Print each line exactly as it is given.

───── Material for this task ─────

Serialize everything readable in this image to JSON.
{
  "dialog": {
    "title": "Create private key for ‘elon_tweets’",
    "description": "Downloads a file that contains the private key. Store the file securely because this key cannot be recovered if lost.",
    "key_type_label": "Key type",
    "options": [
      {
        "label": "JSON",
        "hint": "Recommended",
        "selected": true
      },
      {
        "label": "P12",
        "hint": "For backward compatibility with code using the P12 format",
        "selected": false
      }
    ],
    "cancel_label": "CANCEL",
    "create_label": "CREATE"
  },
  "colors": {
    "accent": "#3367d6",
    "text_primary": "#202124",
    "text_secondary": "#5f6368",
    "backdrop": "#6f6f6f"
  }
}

─────

Written solution:
Serialize everything readable in this image to JSON.
{
  "dialog": {
    "title": "Create private key for ‘elon_tweets’",
    "description": "Downloads a file that contains the private key. Store the file securely because this key cannot be recovered if lost.",
    "key_type_label": "Key type",
    "options": [
      {
        "label": "JSON",
        "hint": "Recommended",
        "selected": true
      },
      {
        "label": "P12",
        "hint": "For backward compatibility with code using the P12 format",
        "selected": false
      }
    ],
    "cancel_label": "CANCEL",
    "create_label": "CREATE"
  },
  "colors": {
    "accent": "#3367d6",
    "text_primary": "#202124",
    "text_secondary": "#5f6368",
    "backdrop": "#6f6f6f"
  }
}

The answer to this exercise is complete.